> **Exercise description**:
Write out the whole listing, matching it exactly.

(Collected data entries)
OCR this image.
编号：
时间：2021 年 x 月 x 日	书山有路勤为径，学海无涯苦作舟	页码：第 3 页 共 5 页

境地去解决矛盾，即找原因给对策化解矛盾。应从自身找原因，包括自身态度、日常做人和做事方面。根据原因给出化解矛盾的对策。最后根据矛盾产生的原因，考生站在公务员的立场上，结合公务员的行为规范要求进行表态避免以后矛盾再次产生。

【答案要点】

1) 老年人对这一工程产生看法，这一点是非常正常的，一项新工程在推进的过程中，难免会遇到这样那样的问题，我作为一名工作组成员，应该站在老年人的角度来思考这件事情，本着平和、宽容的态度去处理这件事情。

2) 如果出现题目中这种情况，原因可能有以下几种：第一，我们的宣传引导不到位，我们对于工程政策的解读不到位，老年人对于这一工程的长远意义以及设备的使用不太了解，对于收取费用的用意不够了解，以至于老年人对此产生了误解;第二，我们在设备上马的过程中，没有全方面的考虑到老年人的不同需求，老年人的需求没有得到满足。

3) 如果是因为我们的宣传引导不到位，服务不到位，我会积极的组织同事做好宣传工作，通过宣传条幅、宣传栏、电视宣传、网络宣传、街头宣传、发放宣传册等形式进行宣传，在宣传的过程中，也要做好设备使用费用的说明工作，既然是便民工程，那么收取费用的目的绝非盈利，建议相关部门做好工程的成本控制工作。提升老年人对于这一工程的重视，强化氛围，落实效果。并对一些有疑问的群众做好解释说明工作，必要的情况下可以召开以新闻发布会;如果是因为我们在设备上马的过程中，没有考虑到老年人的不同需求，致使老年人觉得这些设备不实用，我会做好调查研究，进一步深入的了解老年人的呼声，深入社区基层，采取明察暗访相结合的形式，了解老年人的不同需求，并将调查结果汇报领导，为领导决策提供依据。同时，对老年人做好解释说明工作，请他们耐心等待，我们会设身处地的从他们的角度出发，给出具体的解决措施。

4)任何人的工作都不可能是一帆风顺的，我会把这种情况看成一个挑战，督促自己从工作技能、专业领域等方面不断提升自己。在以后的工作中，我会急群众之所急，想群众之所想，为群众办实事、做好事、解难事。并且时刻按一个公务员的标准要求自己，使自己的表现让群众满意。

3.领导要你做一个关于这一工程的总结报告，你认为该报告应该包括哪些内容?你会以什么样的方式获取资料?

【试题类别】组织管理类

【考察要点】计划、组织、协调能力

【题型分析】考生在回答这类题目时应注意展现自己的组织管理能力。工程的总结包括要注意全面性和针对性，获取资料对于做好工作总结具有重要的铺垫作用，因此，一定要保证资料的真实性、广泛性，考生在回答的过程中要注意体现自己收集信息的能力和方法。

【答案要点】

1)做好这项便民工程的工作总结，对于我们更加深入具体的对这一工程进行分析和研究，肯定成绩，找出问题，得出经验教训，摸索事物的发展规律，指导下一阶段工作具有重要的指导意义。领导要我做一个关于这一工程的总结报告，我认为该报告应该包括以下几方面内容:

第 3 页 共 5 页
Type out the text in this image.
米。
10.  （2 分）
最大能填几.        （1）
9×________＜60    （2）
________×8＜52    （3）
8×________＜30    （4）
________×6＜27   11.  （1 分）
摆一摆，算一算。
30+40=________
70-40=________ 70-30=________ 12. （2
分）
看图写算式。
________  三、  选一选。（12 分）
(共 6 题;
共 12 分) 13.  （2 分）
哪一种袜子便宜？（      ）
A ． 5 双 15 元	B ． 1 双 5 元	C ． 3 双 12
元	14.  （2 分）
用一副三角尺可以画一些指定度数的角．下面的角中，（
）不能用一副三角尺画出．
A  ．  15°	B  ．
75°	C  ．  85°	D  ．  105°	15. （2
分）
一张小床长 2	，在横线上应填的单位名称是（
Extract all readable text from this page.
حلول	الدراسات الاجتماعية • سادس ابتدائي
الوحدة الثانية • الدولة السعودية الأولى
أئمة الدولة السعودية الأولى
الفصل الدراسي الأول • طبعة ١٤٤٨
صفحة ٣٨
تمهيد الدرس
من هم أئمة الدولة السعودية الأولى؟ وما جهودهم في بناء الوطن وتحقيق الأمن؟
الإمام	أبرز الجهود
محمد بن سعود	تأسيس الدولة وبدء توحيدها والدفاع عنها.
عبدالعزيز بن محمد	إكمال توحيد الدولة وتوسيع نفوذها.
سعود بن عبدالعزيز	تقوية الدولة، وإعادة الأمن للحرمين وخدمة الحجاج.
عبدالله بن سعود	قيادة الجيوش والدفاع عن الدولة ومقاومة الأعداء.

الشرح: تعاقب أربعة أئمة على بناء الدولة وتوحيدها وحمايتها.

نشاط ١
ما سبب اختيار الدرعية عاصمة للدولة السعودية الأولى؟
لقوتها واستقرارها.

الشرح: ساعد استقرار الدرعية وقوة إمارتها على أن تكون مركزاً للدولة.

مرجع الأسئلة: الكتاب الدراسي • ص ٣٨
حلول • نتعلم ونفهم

> **Result**:
OCR this image.
编号：
时间：2021 年 x 月 x 日	书山有路勤为径，学海无涯苦作舟	页码：第 3 页 共 5 页

境地去解决矛盾，即找原因给对策化解矛盾。应从自身找原因，包括自身态度、日常做人和做事方面。根据原因给出化解矛盾的对策。最后根据矛盾产生的原因，考生站在公务员的立场上，结合公务员的行为规范要求进行表态避免以后矛盾再次产生。

【答案要点】

1) 老年人对这一工程产生看法，这一点是非常正常的，一项新工程在推进的过程中，难免会遇到这样那样的问题，我作为一名工作组成员，应该站在老年人的角度来思考这件事情，本着平和、宽容的态度去处理这件事情。

2) 如果出现题目中这种情况，原因可能有以下几种：第一，我们的宣传引导不到位，我们对于工程政策的解读不到位，老年人对于这一工程的长远意义以及设备的使用不太了解，对于收取费用的用意不够了解，以至于老年人对此产生了误解;第二，我们在设备上马的过程中，没有全方面的考虑到老年人的不同需求，老年人的需求没有得到满足。

3) 如果是因为我们的宣传引导不到位，服务不到位，我会积极的组织同事做好宣传工作，通过宣传条幅、宣传栏、电视宣传、网络宣传、街头宣传、发放宣传册等形式进行宣传，在宣传的过程中，也要做好设备使用费用的说明工作，既然是便民工程，那么收取费用的目的绝非盈利，建议相关部门做好工程的成本控制工作。提升老年人对于这一工程的重视，强化氛围，落实效果。并对一些有疑问的群众做好解释说明工作，必要的情况下可以召开以新闻发布会;如果是因为我们在设备上马的过程中，没有考虑到老年人的不同需求，致使老年人觉得这些设备不实用，我会做好调查研究，进一步深入的了解老年人的呼声，深入社区基层，采取明察暗访相结合的形式，了解老年人的不同需求，并将调查结果汇报领导，为领导决策提供依据。同时，对老年人做好解释说明工作，请他们耐心等待，我们会设身处地的从他们的角度出发，给出具体的解决措施。

4)任何人的工作都不可能是一帆风顺的，我会把这种情况看成一个挑战，督促自己从工作技能、专业领域等方面不断提升自己。在以后的工作中，我会急群众之所急，想群众之所想，为群众办实事、做好事、解难事。并且时刻按一个公务员的标准要求自己，使自己的表现让群众满意。

3.领导要你做一个关于这一工程的总结报告，你认为该报告应该包括哪些内容?你会以什么样的方式获取资料?

【试题类别】组织管理类

【考察要点】计划、组织、协调能力

【题型分析】考生在回答这类题目时应注意展现自己的组织管理能力。工程的总结包括要注意全面性和针对性，获取资料对于做好工作总结具有重要的铺垫作用，因此，一定要保证资料的真实性、广泛性，考生在回答的过程中要注意体现自己收集信息的能力和方法。

【答案要点】

1)做好这项便民工程的工作总结，对于我们更加深入具体的对这一工程进行分析和研究，肯定成绩，找出问题，得出经验教训，摸索事物的发展规律，指导下一阶段工作具有重要的指导意义。领导要我做一个关于这一工程的总结报告，我认为该报告应该包括以下几方面内容:

第 3 页 共 5 页
Type out the text in this image.
米。
10.  （2 分）
最大能填几.        （1）
9×________＜60    （2）
________×8＜52    （3）
8×________＜30    （4）
________×6＜27   11.  （1 分）
摆一摆，算一算。
30+40=________
70-40=________ 70-30=________ 12. （2
分）
看图写算式。
________  三、  选一选。（12 分）
(共 6 题;
共 12 分) 13.  （2 分）
哪一种袜子便宜？（      ）
A ． 5 双 15 元	B ． 1 双 5 元	C ． 3 双 12
元	14.  （2 分）
用一副三角尺可以画一些指定度数的角．下面的角中，（
）不能用一副三角尺画出．
A  ．  15°	B  ．
75°	C  ．  85°	D  ．  105°	15. （2
分）
一张小床长 2	，在横线上应填的单位名称是（
Extract all readable text from this page.
حلول	الدراسات الاجتماعية • سادس ابتدائي
الوحدة الثانية • الدولة السعودية الأولى
أئمة الدولة السعودية الأولى
الفصل الدراسي الأول • طبعة ١٤٤٨
صفحة ٣٨
تمهيد الدرس
من هم أئمة الدولة السعودية الأولى؟ وما جهودهم في بناء الوطن وتحقيق الأمن؟
الإمام	أبرز الجهود
محمد بن سعود	تأسيس الدولة وبدء توحيدها والدفاع عنها.
عبدالعزيز بن محمد	إكمال توحيد الدولة وتوسيع نفوذها.
سعود بن عبدالعزيز	تقوية الدولة، وإعادة الأمن للحرمين وخدمة الحجاج.
عبدالله بن سعود	قيادة الجيوش والدفاع عن الدولة ومقاومة الأعداء.

الشرح: تعاقب أربعة أئمة على بناء الدولة وتوحيدها وحمايتها.

نشاط ١
ما سبب اختيار الدرعية عاصمة للدولة السعودية الأولى؟
لقوتها واستقرارها.

الشرح: ساعد استقرار الدرعية وقوة إمارتها على أن تكون مركزاً للدولة.

مرجع الأسئلة: الكتاب الدراسي • ص ٣٨
حلول • نتعلم ونفهم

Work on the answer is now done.